[Data excerpts]
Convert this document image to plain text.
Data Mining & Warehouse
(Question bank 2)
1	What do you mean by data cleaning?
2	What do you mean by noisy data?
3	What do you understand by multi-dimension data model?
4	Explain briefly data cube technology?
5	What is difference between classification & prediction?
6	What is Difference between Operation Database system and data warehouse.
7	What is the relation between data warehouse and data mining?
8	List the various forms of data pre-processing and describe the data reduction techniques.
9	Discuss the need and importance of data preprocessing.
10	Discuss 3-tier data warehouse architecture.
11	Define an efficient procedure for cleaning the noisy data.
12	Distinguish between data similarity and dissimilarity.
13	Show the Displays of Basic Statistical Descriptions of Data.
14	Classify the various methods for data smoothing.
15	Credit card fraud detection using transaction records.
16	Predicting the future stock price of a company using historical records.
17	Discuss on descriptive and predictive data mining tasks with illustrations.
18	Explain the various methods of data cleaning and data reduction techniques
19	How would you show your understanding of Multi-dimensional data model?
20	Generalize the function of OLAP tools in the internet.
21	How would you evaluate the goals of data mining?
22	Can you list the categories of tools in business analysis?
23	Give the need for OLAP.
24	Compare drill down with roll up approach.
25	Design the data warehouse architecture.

- **Set exercise**
Count every line of the records that holds "would". State the number, nothing else.

- **Task result**
2